## [SET EXERCISE]
Reproduce each line of the material exactly, minus any picture.

## [RECORDS PROVIDED]
------------------------

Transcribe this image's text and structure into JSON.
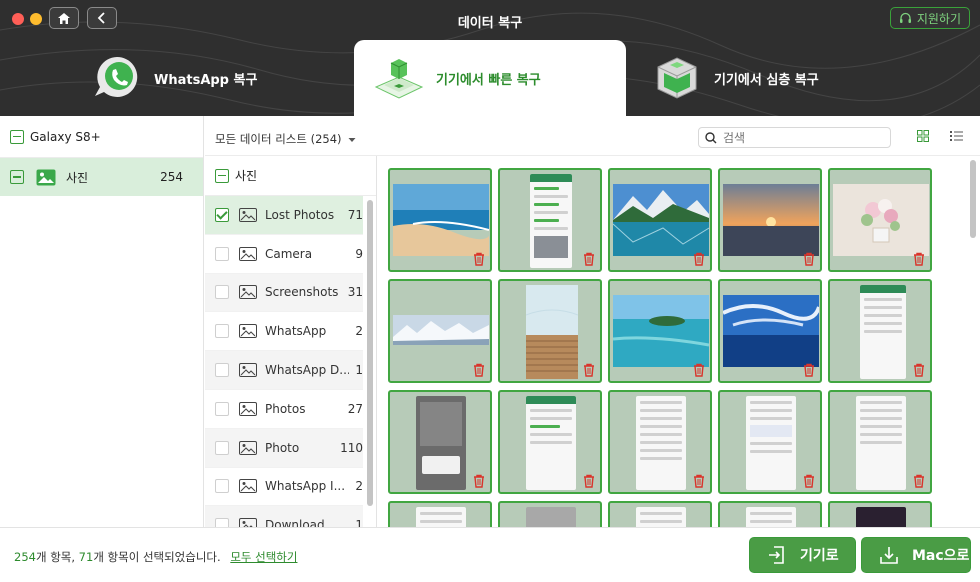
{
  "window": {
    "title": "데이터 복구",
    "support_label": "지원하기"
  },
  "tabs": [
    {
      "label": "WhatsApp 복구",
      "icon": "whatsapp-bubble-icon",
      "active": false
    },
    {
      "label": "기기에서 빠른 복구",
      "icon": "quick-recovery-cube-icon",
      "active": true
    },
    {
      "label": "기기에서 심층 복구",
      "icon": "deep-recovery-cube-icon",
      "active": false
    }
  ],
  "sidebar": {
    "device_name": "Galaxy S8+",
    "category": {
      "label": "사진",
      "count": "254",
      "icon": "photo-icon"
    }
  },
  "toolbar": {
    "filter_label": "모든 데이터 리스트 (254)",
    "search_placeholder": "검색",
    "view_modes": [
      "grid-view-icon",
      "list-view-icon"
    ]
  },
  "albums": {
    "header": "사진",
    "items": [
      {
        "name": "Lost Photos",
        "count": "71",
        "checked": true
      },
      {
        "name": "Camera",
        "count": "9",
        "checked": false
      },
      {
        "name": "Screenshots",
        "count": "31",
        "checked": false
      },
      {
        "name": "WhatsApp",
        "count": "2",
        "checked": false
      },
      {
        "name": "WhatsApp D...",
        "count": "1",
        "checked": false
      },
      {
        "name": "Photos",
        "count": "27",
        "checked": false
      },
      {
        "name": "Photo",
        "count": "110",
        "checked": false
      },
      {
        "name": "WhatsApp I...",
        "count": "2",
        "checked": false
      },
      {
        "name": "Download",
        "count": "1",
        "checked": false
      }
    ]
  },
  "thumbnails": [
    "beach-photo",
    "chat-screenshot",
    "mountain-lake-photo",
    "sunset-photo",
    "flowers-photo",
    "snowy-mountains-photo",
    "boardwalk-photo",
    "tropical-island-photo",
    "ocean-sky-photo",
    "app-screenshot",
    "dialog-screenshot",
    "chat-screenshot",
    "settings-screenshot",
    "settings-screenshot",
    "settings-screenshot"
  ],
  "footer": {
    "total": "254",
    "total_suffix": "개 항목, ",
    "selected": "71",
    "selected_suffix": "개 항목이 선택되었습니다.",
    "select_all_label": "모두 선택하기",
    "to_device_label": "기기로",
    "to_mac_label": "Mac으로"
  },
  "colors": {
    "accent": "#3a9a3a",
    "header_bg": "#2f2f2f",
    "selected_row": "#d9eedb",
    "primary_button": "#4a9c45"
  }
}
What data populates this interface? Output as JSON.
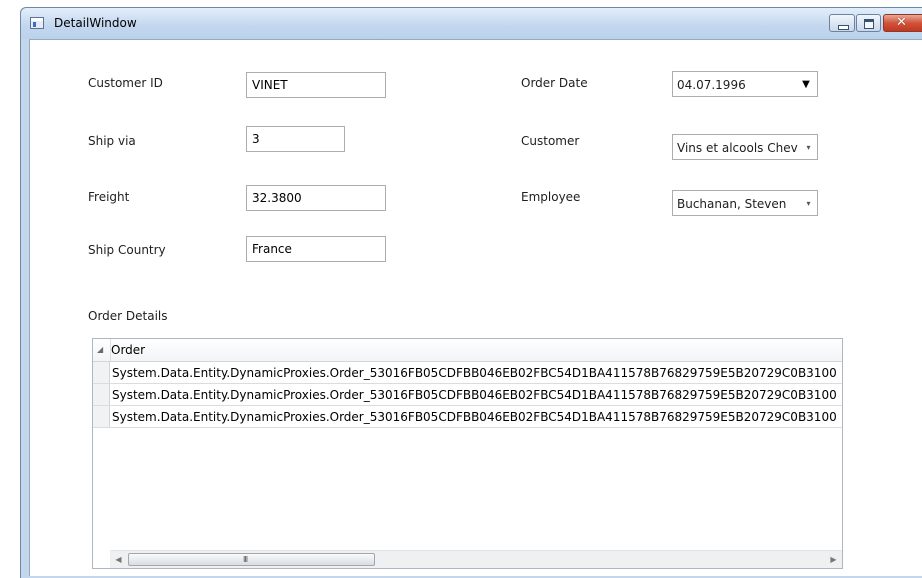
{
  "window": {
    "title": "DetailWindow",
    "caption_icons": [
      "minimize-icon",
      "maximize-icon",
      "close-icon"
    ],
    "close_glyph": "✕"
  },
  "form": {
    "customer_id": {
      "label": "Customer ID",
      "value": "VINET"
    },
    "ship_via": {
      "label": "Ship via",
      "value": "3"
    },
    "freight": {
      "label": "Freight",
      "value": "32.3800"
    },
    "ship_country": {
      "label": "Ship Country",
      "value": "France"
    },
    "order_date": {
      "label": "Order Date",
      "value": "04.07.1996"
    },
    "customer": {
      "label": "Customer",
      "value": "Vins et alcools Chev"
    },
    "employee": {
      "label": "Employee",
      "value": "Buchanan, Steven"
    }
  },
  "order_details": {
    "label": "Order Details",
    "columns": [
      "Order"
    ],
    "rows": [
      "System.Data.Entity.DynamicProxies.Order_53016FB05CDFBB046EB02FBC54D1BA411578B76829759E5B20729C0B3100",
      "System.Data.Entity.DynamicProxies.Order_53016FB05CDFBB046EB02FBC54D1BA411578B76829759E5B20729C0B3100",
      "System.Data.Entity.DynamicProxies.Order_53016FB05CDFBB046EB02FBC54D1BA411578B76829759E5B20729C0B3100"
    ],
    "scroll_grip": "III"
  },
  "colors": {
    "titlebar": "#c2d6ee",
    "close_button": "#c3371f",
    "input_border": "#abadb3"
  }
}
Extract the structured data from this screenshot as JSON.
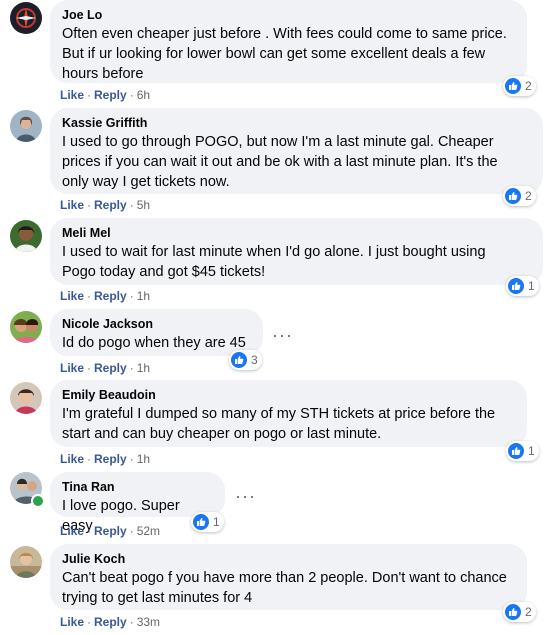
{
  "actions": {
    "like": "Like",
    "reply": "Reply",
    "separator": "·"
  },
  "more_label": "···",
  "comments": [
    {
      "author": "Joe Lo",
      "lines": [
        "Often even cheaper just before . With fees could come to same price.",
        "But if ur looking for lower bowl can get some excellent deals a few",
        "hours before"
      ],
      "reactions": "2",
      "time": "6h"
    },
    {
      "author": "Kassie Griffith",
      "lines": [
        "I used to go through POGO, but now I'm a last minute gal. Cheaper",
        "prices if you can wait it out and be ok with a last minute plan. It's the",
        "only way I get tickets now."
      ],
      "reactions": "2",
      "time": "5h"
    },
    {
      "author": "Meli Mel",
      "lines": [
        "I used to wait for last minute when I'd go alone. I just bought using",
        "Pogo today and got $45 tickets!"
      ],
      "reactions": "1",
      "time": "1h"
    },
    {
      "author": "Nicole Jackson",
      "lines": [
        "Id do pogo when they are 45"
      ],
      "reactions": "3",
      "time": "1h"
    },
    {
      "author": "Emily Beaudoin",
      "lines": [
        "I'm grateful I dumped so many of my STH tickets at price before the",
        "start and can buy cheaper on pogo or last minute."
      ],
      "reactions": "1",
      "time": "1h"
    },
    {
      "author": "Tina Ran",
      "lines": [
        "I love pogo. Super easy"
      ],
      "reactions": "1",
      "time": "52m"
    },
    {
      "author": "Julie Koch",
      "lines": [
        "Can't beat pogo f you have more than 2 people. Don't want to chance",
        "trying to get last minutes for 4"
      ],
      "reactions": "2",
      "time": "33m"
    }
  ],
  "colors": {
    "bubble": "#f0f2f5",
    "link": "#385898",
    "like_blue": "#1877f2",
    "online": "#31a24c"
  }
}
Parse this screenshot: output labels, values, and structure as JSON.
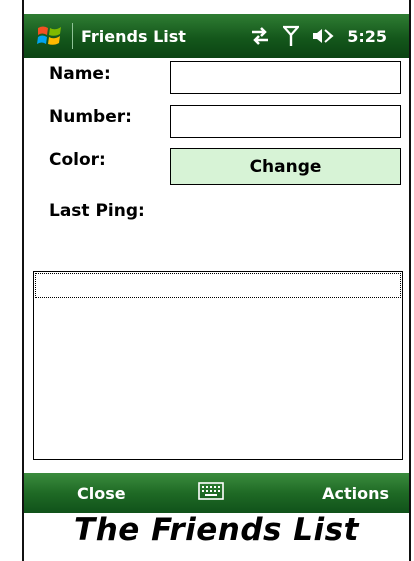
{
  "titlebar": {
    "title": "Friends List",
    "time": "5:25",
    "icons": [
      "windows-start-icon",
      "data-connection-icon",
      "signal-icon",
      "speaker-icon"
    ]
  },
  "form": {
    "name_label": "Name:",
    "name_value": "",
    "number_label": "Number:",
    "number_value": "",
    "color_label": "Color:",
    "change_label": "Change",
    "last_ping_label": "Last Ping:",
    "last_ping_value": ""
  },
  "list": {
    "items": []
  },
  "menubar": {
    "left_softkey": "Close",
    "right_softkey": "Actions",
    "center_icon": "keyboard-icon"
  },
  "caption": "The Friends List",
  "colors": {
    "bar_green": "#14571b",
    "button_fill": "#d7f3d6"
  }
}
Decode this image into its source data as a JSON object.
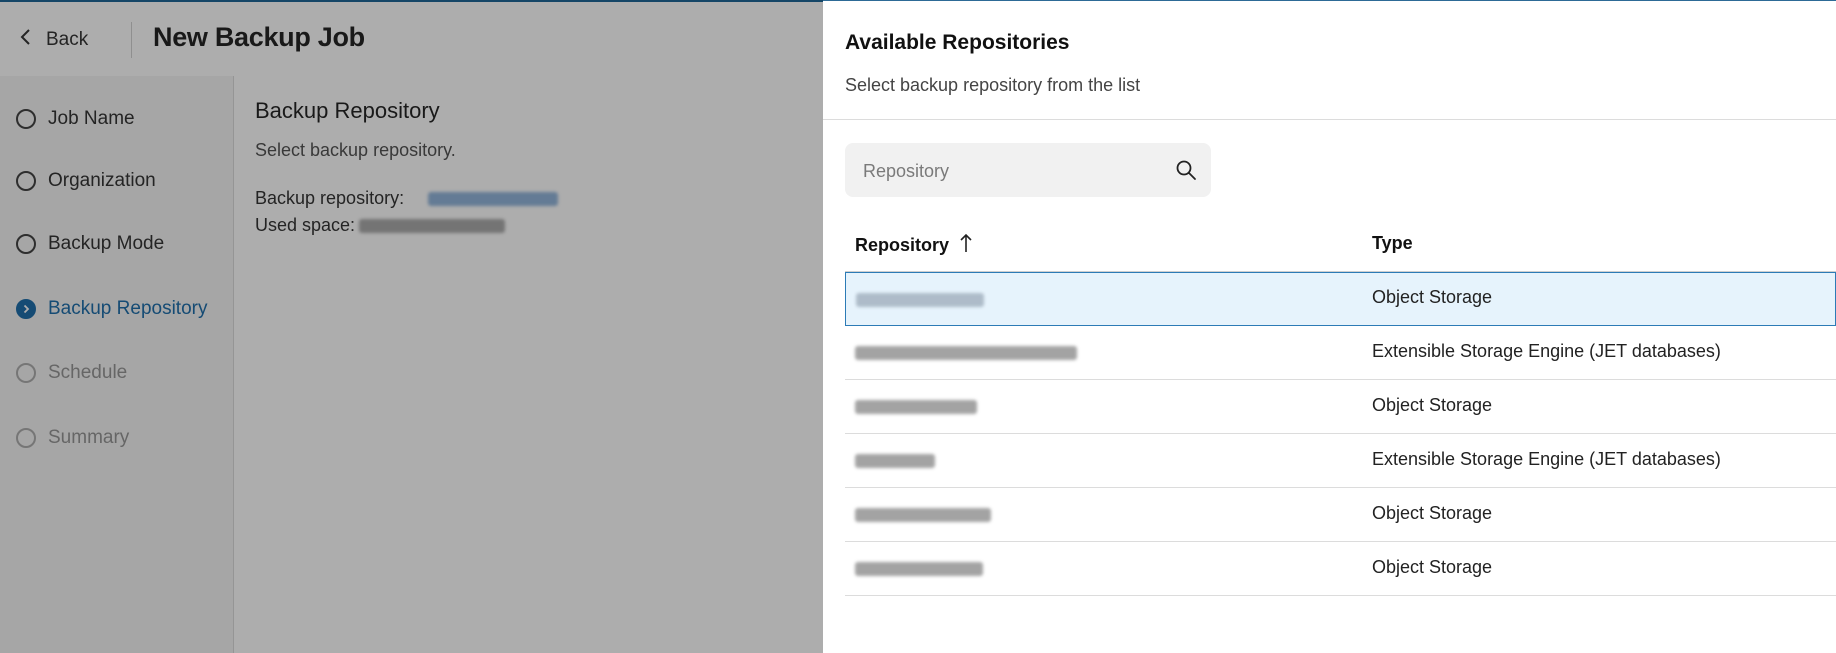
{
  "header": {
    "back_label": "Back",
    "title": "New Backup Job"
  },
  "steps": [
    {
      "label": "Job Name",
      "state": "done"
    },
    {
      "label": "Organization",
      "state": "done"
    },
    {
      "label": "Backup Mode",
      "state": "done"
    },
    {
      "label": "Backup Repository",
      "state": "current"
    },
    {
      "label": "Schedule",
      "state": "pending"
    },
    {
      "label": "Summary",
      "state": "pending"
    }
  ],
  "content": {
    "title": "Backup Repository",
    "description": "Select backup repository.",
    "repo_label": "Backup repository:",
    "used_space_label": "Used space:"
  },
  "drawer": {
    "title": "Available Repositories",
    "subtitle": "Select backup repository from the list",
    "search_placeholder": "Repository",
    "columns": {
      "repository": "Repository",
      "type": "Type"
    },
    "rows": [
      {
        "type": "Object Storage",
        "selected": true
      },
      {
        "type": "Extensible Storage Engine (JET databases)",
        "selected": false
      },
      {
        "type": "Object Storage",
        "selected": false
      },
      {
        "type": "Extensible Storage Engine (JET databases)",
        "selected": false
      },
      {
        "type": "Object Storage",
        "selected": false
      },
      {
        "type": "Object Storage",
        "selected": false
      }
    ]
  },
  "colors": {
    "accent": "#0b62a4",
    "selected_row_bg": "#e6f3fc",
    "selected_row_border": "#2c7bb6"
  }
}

------------------------

## [THE RESULT]
Transcribe this image's text and structure into JSON.
{
  "window": {
    "title": "데이터 복구",
    "support_label": "지원하기"
  },
  "tabs": [
    {
      "label": "WhatsApp 복구",
      "icon": "whatsapp-bubble-icon",
      "active": false
    },
    {
      "label": "기기에서 빠른 복구",
      "icon": "quick-recovery-cube-icon",
      "active": true
    },
    {
      "label": "기기에서 심층 복구",
      "icon": "deep-recovery-cube-icon",
      "active": false
    }
  ],
  "sidebar": {
    "device_name": "Galaxy S8+",
    "category": {
      "label": "사진",
      "count": "254",
      "icon": "photo-icon"
    }
  },
  "toolbar": {
    "filter_label": "모든 데이터 리스트 (254)",
    "search_placeholder": "검색",
    "view_modes": [
      "grid-view-icon",
      "list-view-icon"
    ]
  },
  "albums": {
    "header": "사진",
    "items": [
      {
        "name": "Lost Photos",
        "count": "71",
        "checked": true
      },
      {
        "name": "Camera",
        "count": "9",
        "checked": false
      },
      {
        "name": "Screenshots",
        "count": "31",
        "checked": false
      },
      {
        "name": "WhatsApp",
        "count": "2",
        "checked": false
      },
      {
        "name": "WhatsApp D...",
        "count": "1",
        "checked": false
      },
      {
        "name": "Photos",
        "count": "27",
        "checked": false
      },
      {
        "name": "Photo",
        "count": "110",
        "checked": false
      },
      {
        "name": "WhatsApp I...",
        "count": "2",
        "checked": false
      },
      {
        "name": "Download",
        "count": "1",
        "checked": false
      }
    ]
  },
  "thumbnails": [
    "beach-photo",
    "chat-screenshot",
    "mountain-lake-photo",
    "sunset-photo",
    "flowers-photo",
    "snowy-mountains-photo",
    "boardwalk-photo",
    "tropical-island-photo",
    "ocean-sky-photo",
    "app-screenshot",
    "dialog-screenshot",
    "chat-screenshot",
    "settings-screenshot",
    "settings-screenshot",
    "settings-screenshot"
  ],
  "footer": {
    "total": "254",
    "total_suffix": "개 항목, ",
    "selected": "71",
    "selected_suffix": "개 항목이 선택되었습니다.",
    "select_all_label": "모두 선택하기",
    "to_device_label": "기기로",
    "to_mac_label": "Mac으로"
  },
  "colors": {
    "accent": "#3a9a3a",
    "header_bg": "#2f2f2f",
    "selected_row": "#d9eedb",
    "primary_button": "#4a9c45"
  }
}
What data populates this interface? Output as JSON.
{
  "window": {
    "title": "DetailWindow",
    "caption_icons": [
      "minimize-icon",
      "maximize-icon",
      "close-icon"
    ],
    "close_glyph": "✕"
  },
  "form": {
    "customer_id": {
      "label": "Customer ID",
      "value": "VINET"
    },
    "ship_via": {
      "label": "Ship via",
      "value": "3"
    },
    "freight": {
      "label": "Freight",
      "value": "32.3800"
    },
    "ship_country": {
      "label": "Ship Country",
      "value": "France"
    },
    "order_date": {
      "label": "Order Date",
      "value": "04.07.1996"
    },
    "customer": {
      "label": "Customer",
      "value": "Vins et alcools Chev"
    },
    "employee": {
      "label": "Employee",
      "value": "Buchanan, Steven"
    }
  },
  "order_details": {
    "label": "Order Details",
    "columns": [
      "Order"
    ],
    "rows": [
      "System.Data.Entity.DynamicProxies.Order_53016FB05CDFBB046EB02FBC54D1BA411578B76829759E5B20729C0B3100",
      "System.Data.Entity.DynamicProxies.Order_53016FB05CDFBB046EB02FBC54D1BA411578B76829759E5B20729C0B3100",
      "System.Data.Entity.DynamicProxies.Order_53016FB05CDFBB046EB02FBC54D1BA411578B76829759E5B20729C0B3100"
    ],
    "scroll_grip": "III"
  },
  "colors": {
    "titlebar": "#c2d6ee",
    "close_button": "#c3371f",
    "input_border": "#abadb3"
  }
}
Extract the structured data from this screenshot as JSON.
{
  "actions": {
    "like": "Like",
    "reply": "Reply",
    "separator": "·"
  },
  "more_label": "···",
  "comments": [
    {
      "author": "Joe Lo",
      "lines": [
        "Often even cheaper just before . With fees could come to same price.",
        "But if ur looking for lower bowl can get some excellent deals a few",
        "hours before"
      ],
      "reactions": "2",
      "time": "6h"
    },
    {
      "author": "Kassie Griffith",
      "lines": [
        "I used to go through POGO, but now I'm a last minute gal. Cheaper",
        "prices if you can wait it out and be ok with a last minute plan. It's the",
        "only way I get tickets now."
      ],
      "reactions": "2",
      "time": "5h"
    },
    {
      "author": "Meli Mel",
      "lines": [
        "I used to wait for last minute when I'd go alone. I just bought using",
        "Pogo today and got $45 tickets!"
      ],
      "reactions": "1",
      "time": "1h"
    },
    {
      "author": "Nicole Jackson",
      "lines": [
        "Id do pogo when they are 45"
      ],
      "reactions": "3",
      "time": "1h"
    },
    {
      "author": "Emily Beaudoin",
      "lines": [
        "I'm grateful I dumped so many of my STH tickets at price before the",
        "start and can buy cheaper on pogo or last minute."
      ],
      "reactions": "1",
      "time": "1h"
    },
    {
      "author": "Tina Ran",
      "lines": [
        "I love pogo. Super easy"
      ],
      "reactions": "1",
      "time": "52m"
    },
    {
      "author": "Julie Koch",
      "lines": [
        "Can't beat pogo f you have more than 2 people. Don't want to chance",
        "trying to get last minutes for 4"
      ],
      "reactions": "2",
      "time": "33m"
    }
  ],
  "colors": {
    "bubble": "#f0f2f5",
    "link": "#385898",
    "like_blue": "#1877f2",
    "online": "#31a24c"
  }
}
Parse this screenshot: output labels, values, and structure as JSON.
{
  "titlebar": {
    "title": "Friends List",
    "time": "5:25",
    "icons": [
      "windows-start-icon",
      "data-connection-icon",
      "signal-icon",
      "speaker-icon"
    ]
  },
  "form": {
    "name_label": "Name:",
    "name_value": "",
    "number_label": "Number:",
    "number_value": "",
    "color_label": "Color:",
    "change_label": "Change",
    "last_ping_label": "Last Ping:",
    "last_ping_value": ""
  },
  "list": {
    "items": []
  },
  "menubar": {
    "left_softkey": "Close",
    "right_softkey": "Actions",
    "center_icon": "keyboard-icon"
  },
  "caption": "The Friends List",
  "colors": {
    "bar_green": "#14571b",
    "button_fill": "#d7f3d6"
  }
}
Decode this image into its source data as a JSON object.
{
  "header": {
    "back_label": "Back",
    "title": "New Backup Job"
  },
  "steps": [
    {
      "label": "Job Name",
      "state": "done"
    },
    {
      "label": "Organization",
      "state": "done"
    },
    {
      "label": "Backup Mode",
      "state": "done"
    },
    {
      "label": "Backup Repository",
      "state": "current"
    },
    {
      "label": "Schedule",
      "state": "pending"
    },
    {
      "label": "Summary",
      "state": "pending"
    }
  ],
  "content": {
    "title": "Backup Repository",
    "description": "Select backup repository.",
    "repo_label": "Backup repository:",
    "used_space_label": "Used space:"
  },
  "drawer": {
    "title": "Available Repositories",
    "subtitle": "Select backup repository from the list",
    "search_placeholder": "Repository",
    "columns": {
      "repository": "Repository",
      "type": "Type"
    },
    "rows": [
      {
        "type": "Object Storage",
        "selected": true
      },
      {
        "type": "Extensible Storage Engine (JET databases)",
        "selected": false
      },
      {
        "type": "Object Storage",
        "selected": false
      },
      {
        "type": "Extensible Storage Engine (JET databases)",
        "selected": false
      },
      {
        "type": "Object Storage",
        "selected": false
      },
      {
        "type": "Object Storage",
        "selected": false
      }
    ]
  },
  "colors": {
    "accent": "#0b62a4",
    "selected_row_bg": "#e6f3fc",
    "selected_row_border": "#2c7bb6"
  }
}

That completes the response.